→ Items from a data source:
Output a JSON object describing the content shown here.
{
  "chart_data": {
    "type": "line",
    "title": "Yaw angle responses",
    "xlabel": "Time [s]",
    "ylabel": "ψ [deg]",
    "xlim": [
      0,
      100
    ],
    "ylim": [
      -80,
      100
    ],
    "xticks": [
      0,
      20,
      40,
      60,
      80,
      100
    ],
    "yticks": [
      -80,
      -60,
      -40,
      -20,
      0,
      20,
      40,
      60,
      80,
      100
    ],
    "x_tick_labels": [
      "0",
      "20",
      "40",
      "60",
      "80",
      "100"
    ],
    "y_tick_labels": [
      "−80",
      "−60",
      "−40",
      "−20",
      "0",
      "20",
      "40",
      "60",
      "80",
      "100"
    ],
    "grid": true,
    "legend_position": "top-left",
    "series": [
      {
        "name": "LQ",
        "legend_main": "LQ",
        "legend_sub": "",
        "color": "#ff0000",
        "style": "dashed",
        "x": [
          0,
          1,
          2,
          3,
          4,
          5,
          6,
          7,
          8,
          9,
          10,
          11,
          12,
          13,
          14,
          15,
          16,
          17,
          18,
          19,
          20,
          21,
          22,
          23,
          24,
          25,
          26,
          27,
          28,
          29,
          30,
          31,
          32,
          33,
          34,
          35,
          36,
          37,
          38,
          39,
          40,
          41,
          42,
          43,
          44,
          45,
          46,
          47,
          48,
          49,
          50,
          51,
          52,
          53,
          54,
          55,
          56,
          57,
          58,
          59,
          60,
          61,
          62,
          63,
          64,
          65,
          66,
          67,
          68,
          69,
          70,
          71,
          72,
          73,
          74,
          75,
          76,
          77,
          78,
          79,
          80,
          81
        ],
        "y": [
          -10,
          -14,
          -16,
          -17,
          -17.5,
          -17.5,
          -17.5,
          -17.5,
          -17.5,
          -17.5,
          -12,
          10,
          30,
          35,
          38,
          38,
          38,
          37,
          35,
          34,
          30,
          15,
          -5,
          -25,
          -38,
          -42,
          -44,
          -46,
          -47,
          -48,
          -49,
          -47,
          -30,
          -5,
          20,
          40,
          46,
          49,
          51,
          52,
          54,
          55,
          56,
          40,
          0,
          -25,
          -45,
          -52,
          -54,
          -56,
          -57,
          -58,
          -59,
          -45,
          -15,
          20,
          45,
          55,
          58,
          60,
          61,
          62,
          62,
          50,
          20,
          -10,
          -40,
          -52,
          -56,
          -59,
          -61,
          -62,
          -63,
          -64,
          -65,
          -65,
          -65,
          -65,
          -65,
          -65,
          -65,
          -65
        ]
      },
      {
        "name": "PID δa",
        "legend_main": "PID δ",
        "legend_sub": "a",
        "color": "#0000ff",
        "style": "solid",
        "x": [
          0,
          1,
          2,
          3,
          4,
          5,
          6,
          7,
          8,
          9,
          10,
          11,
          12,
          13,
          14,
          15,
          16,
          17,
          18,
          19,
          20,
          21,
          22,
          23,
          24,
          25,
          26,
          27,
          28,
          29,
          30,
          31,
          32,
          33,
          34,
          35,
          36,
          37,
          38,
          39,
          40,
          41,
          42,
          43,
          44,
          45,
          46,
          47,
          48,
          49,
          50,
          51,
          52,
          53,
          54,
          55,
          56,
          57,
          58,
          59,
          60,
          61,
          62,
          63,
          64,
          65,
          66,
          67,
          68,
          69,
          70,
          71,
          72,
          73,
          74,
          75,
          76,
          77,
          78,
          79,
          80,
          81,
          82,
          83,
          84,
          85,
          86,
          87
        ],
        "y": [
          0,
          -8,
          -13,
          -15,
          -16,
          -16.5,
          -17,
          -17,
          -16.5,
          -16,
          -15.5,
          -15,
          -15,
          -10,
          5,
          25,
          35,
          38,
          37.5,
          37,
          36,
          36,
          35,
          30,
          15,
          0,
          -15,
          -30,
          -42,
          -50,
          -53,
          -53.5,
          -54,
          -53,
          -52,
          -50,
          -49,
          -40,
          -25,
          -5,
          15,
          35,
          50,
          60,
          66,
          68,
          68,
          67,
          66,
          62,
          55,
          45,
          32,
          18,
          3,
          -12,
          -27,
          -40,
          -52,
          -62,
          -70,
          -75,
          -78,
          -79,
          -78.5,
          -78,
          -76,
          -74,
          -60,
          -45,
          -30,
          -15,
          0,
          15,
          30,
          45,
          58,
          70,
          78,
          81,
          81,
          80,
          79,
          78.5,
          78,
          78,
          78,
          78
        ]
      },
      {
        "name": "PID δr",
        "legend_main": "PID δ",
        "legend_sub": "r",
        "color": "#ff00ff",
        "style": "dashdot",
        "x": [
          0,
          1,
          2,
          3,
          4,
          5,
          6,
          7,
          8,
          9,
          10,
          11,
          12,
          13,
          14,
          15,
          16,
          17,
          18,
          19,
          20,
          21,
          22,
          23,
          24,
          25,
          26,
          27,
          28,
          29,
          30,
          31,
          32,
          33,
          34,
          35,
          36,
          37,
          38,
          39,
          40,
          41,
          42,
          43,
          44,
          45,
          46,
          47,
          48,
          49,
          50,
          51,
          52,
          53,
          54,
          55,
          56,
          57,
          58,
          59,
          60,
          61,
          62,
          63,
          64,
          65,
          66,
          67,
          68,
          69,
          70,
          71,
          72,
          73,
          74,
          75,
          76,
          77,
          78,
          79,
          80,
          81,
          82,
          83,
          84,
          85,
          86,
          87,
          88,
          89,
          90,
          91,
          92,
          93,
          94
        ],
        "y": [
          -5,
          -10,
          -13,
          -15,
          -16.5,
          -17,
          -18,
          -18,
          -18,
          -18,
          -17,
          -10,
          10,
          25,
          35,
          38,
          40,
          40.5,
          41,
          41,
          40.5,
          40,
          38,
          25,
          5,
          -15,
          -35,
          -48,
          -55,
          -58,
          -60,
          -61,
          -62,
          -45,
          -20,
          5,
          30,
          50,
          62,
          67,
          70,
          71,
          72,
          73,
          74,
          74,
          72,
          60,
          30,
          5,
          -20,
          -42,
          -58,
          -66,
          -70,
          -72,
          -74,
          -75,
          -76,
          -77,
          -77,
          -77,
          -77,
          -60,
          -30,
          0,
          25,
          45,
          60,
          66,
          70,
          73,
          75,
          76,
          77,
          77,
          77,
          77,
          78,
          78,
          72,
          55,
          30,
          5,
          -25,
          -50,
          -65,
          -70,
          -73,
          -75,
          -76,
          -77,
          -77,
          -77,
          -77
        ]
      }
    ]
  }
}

→ REQUIREMENTS: Each line of the material should be echoed exactly.

→ WRITTEN REPLY:
Output a JSON object describing the content shown here.
{
  "chart_data": {
    "type": "line",
    "title": "Yaw angle responses",
    "xlabel": "Time [s]",
    "ylabel": "ψ [deg]",
    "xlim": [
      0,
      100
    ],
    "ylim": [
      -80,
      100
    ],
    "xticks": [
      0,
      20,
      40,
      60,
      80,
      100
    ],
    "yticks": [
      -80,
      -60,
      -40,
      -20,
      0,
      20,
      40,
      60,
      80,
      100
    ],
    "x_tick_labels": [
      "0",
      "20",
      "40",
      "60",
      "80",
      "100"
    ],
    "y_tick_labels": [
      "−80",
      "−60",
      "−40",
      "−20",
      "0",
      "20",
      "40",
      "60",
      "80",
      "100"
    ],
    "grid": true,
    "legend_position": "top-left",
    "series": [
      {
        "name": "LQ",
        "legend_main": "LQ",
        "legend_sub": "",
        "color": "#ff0000",
        "style": "dashed",
        "x": [
          0,
          1,
          2,
          3,
          4,
          5,
          6,
          7,
          8,
          9,
          10,
          11,
          12,
          13,
          14,
          15,
          16,
          17,
          18,
          19,
          20,
          21,
          22,
          23,
          24,
          25,
          26,
          27,
          28,
          29,
          30,
          31,
          32,
          33,
          34,
          35,
          36,
          37,
          38,
          39,
          40,
          41,
          42,
          43,
          44,
          45,
          46,
          47,
          48,
          49,
          50,
          51,
          52,
          53,
          54,
          55,
          56,
          57,
          58,
          59,
          60,
          61,
          62,
          63,
          64,
          65,
          66,
          67,
          68,
          69,
          70,
          71,
          72,
          73,
          74,
          75,
          76,
          77,
          78,
          79,
          80,
          81
        ],
        "y": [
          -10,
          -14,
          -16,
          -17,
          -17.5,
          -17.5,
          -17.5,
          -17.5,
          -17.5,
          -17.5,
          -12,
          10,
          30,
          35,
          38,
          38,
          38,
          37,
          35,
          34,
          30,
          15,
          -5,
          -25,
          -38,
          -42,
          -44,
          -46,
          -47,
          -48,
          -49,
          -47,
          -30,
          -5,
          20,
          40,
          46,
          49,
          51,
          52,
          54,
          55,
          56,
          40,
          0,
          -25,
          -45,
          -52,
          -54,
          -56,
          -57,
          -58,
          -59,
          -45,
          -15,
          20,
          45,
          55,
          58,
          60,
          61,
          62,
          62,
          50,
          20,
          -10,
          -40,
          -52,
          -56,
          -59,
          -61,
          -62,
          -63,
          -64,
          -65,
          -65,
          -65,
          -65,
          -65,
          -65,
          -65,
          -65
        ]
      },
      {
        "name": "PID δa",
        "legend_main": "PID δ",
        "legend_sub": "a",
        "color": "#0000ff",
        "style": "solid",
        "x": [
          0,
          1,
          2,
          3,
          4,
          5,
          6,
          7,
          8,
          9,
          10,
          11,
          12,
          13,
          14,
          15,
          16,
          17,
          18,
          19,
          20,
          21,
          22,
          23,
          24,
          25,
          26,
          27,
          28,
          29,
          30,
          31,
          32,
          33,
          34,
          35,
          36,
          37,
          38,
          39,
          40,
          41,
          42,
          43,
          44,
          45,
          46,
          47,
          48,
          49,
          50,
          51,
          52,
          53,
          54,
          55,
          56,
          57,
          58,
          59,
          60,
          61,
          62,
          63,
          64,
          65,
          66,
          67,
          68,
          69,
          70,
          71,
          72,
          73,
          74,
          75,
          76,
          77,
          78,
          79,
          80,
          81,
          82,
          83,
          84,
          85,
          86,
          87
        ],
        "y": [
          0,
          -8,
          -13,
          -15,
          -16,
          -16.5,
          -17,
          -17,
          -16.5,
          -16,
          -15.5,
          -15,
          -15,
          -10,
          5,
          25,
          35,
          38,
          37.5,
          37,
          36,
          36,
          35,
          30,
          15,
          0,
          -15,
          -30,
          -42,
          -50,
          -53,
          -53.5,
          -54,
          -53,
          -52,
          -50,
          -49,
          -40,
          -25,
          -5,
          15,
          35,
          50,
          60,
          66,
          68,
          68,
          67,
          66,
          62,
          55,
          45,
          32,
          18,
          3,
          -12,
          -27,
          -40,
          -52,
          -62,
          -70,
          -75,
          -78,
          -79,
          -78.5,
          -78,
          -76,
          -74,
          -60,
          -45,
          -30,
          -15,
          0,
          15,
          30,
          45,
          58,
          70,
          78,
          81,
          81,
          80,
          79,
          78.5,
          78,
          78,
          78,
          78
        ]
      },
      {
        "name": "PID δr",
        "legend_main": "PID δ",
        "legend_sub": "r",
        "color": "#ff00ff",
        "style": "dashdot",
        "x": [
          0,
          1,
          2,
          3,
          4,
          5,
          6,
          7,
          8,
          9,
          10,
          11,
          12,
          13,
          14,
          15,
          16,
          17,
          18,
          19,
          20,
          21,
          22,
          23,
          24,
          25,
          26,
          27,
          28,
          29,
          30,
          31,
          32,
          33,
          34,
          35,
          36,
          37,
          38,
          39,
          40,
          41,
          42,
          43,
          44,
          45,
          46,
          47,
          48,
          49,
          50,
          51,
          52,
          53,
          54,
          55,
          56,
          57,
          58,
          59,
          60,
          61,
          62,
          63,
          64,
          65,
          66,
          67,
          68,
          69,
          70,
          71,
          72,
          73,
          74,
          75,
          76,
          77,
          78,
          79,
          80,
          81,
          82,
          83,
          84,
          85,
          86,
          87,
          88,
          89,
          90,
          91,
          92,
          93,
          94
        ],
        "y": [
          -5,
          -10,
          -13,
          -15,
          -16.5,
          -17,
          -18,
          -18,
          -18,
          -18,
          -17,
          -10,
          10,
          25,
          35,
          38,
          40,
          40.5,
          41,
          41,
          40.5,
          40,
          38,
          25,
          5,
          -15,
          -35,
          -48,
          -55,
          -58,
          -60,
          -61,
          -62,
          -45,
          -20,
          5,
          30,
          50,
          62,
          67,
          70,
          71,
          72,
          73,
          74,
          74,
          72,
          60,
          30,
          5,
          -20,
          -42,
          -58,
          -66,
          -70,
          -72,
          -74,
          -75,
          -76,
          -77,
          -77,
          -77,
          -77,
          -60,
          -30,
          0,
          25,
          45,
          60,
          66,
          70,
          73,
          75,
          76,
          77,
          77,
          77,
          77,
          78,
          78,
          72,
          55,
          30,
          5,
          -25,
          -50,
          -65,
          -70,
          -73,
          -75,
          -76,
          -77,
          -77,
          -77,
          -77
        ]
      }
    ]
  }
}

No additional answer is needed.